## Exercise brief
Write out every row below word for word, keeping each line unchanged.

— Begin Entries provided —

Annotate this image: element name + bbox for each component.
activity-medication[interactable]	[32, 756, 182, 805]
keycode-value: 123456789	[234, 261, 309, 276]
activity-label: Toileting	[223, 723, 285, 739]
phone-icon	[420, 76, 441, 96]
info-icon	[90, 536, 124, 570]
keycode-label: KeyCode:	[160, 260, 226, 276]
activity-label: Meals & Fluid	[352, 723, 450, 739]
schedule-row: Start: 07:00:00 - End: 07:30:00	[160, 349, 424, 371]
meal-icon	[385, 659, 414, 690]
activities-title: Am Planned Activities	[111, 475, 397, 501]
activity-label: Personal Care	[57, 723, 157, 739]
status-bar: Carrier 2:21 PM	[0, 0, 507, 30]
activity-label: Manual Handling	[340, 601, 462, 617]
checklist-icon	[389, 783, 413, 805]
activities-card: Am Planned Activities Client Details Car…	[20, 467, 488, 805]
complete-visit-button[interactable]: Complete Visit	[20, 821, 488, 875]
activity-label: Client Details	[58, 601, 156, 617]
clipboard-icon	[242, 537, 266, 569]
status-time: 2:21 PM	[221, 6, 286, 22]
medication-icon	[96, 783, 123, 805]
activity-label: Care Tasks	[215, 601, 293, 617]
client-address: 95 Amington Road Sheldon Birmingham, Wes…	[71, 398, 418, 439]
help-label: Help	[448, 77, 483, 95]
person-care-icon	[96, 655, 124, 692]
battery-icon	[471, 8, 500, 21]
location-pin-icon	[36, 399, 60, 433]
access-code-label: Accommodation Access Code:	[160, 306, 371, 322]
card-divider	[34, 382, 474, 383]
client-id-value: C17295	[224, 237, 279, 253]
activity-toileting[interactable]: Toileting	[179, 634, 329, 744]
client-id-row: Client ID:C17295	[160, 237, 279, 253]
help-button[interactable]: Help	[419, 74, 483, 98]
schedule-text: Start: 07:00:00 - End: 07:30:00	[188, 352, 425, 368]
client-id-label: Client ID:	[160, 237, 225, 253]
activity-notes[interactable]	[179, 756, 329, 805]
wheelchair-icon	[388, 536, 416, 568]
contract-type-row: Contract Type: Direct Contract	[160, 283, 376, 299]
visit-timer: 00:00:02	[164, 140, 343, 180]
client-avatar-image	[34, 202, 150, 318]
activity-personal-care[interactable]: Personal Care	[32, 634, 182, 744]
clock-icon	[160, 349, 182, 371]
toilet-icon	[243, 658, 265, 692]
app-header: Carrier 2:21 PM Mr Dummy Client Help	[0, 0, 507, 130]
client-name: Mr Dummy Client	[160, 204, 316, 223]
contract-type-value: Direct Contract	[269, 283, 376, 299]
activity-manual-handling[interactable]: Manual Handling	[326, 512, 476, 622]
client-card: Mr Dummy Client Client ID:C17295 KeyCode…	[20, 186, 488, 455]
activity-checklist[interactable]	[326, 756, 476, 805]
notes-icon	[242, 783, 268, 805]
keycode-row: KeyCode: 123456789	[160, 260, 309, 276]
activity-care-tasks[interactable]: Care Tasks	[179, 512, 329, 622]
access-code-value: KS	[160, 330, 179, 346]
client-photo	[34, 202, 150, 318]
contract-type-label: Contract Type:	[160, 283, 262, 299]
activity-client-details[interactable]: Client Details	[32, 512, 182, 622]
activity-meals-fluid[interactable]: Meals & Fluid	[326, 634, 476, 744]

— End Entries provided —

## Result
Annotate this image: element name + bbox for each component.
activity-medication[interactable]	[32, 756, 182, 805]
keycode-value: 123456789	[234, 261, 309, 276]
activity-label: Toileting	[223, 723, 285, 739]
phone-icon	[420, 76, 441, 96]
info-icon	[90, 536, 124, 570]
keycode-label: KeyCode:	[160, 260, 226, 276]
activity-label: Meals & Fluid	[352, 723, 450, 739]
schedule-row: Start: 07:00:00 - End: 07:30:00	[160, 349, 424, 371]
meal-icon	[385, 659, 414, 690]
activities-title: Am Planned Activities	[111, 475, 397, 501]
activity-label: Personal Care	[57, 723, 157, 739]
status-bar: Carrier 2:21 PM	[0, 0, 507, 30]
activity-label: Manual Handling	[340, 601, 462, 617]
checklist-icon	[389, 783, 413, 805]
activities-card: Am Planned Activities Client Details Car…	[20, 467, 488, 805]
complete-visit-button[interactable]: Complete Visit	[20, 821, 488, 875]
activity-label: Client Details	[58, 601, 156, 617]
clipboard-icon	[242, 537, 266, 569]
status-time: 2:21 PM	[221, 6, 286, 22]
medication-icon	[96, 783, 123, 805]
activity-label: Care Tasks	[215, 601, 293, 617]
client-address: 95 Amington Road Sheldon Birmingham, Wes…	[71, 398, 418, 439]
help-label: Help	[448, 77, 483, 95]
person-care-icon	[96, 655, 124, 692]
battery-icon	[471, 8, 500, 21]
location-pin-icon	[36, 399, 60, 433]
access-code-label: Accommodation Access Code:	[160, 306, 371, 322]
card-divider	[34, 382, 474, 383]
client-id-value: C17295	[224, 237, 279, 253]
activity-toileting[interactable]: Toileting	[179, 634, 329, 744]
client-id-row: Client ID:C17295	[160, 237, 279, 253]
help-button[interactable]: Help	[419, 74, 483, 98]
schedule-text: Start: 07:00:00 - End: 07:30:00	[188, 352, 425, 368]
client-id-label: Client ID:	[160, 237, 225, 253]
activity-notes[interactable]	[179, 756, 329, 805]
wheelchair-icon	[388, 536, 416, 568]
contract-type-row: Contract Type: Direct Contract	[160, 283, 376, 299]
visit-timer: 00:00:02	[164, 140, 343, 180]
client-avatar-image	[34, 202, 150, 318]
activity-personal-care[interactable]: Personal Care	[32, 634, 182, 744]
clock-icon	[160, 349, 182, 371]
toilet-icon	[243, 658, 265, 692]
app-header: Carrier 2:21 PM Mr Dummy Client Help	[0, 0, 507, 130]
client-name: Mr Dummy Client	[160, 204, 316, 223]
contract-type-value: Direct Contract	[269, 283, 376, 299]
activity-manual-handling[interactable]: Manual Handling	[326, 512, 476, 622]
client-card: Mr Dummy Client Client ID:C17295 KeyCode…	[20, 186, 488, 455]
activity-checklist[interactable]	[326, 756, 476, 805]
notes-icon	[242, 783, 268, 805]
keycode-row: KeyCode: 123456789	[160, 260, 309, 276]
activity-care-tasks[interactable]: Care Tasks	[179, 512, 329, 622]
access-code-value: KS	[160, 330, 179, 346]
client-photo	[34, 202, 150, 318]
contract-type-label: Contract Type:	[160, 283, 262, 299]
activity-client-details[interactable]: Client Details	[32, 512, 182, 622]
activity-meals-fluid[interactable]: Meals & Fluid	[326, 634, 476, 744]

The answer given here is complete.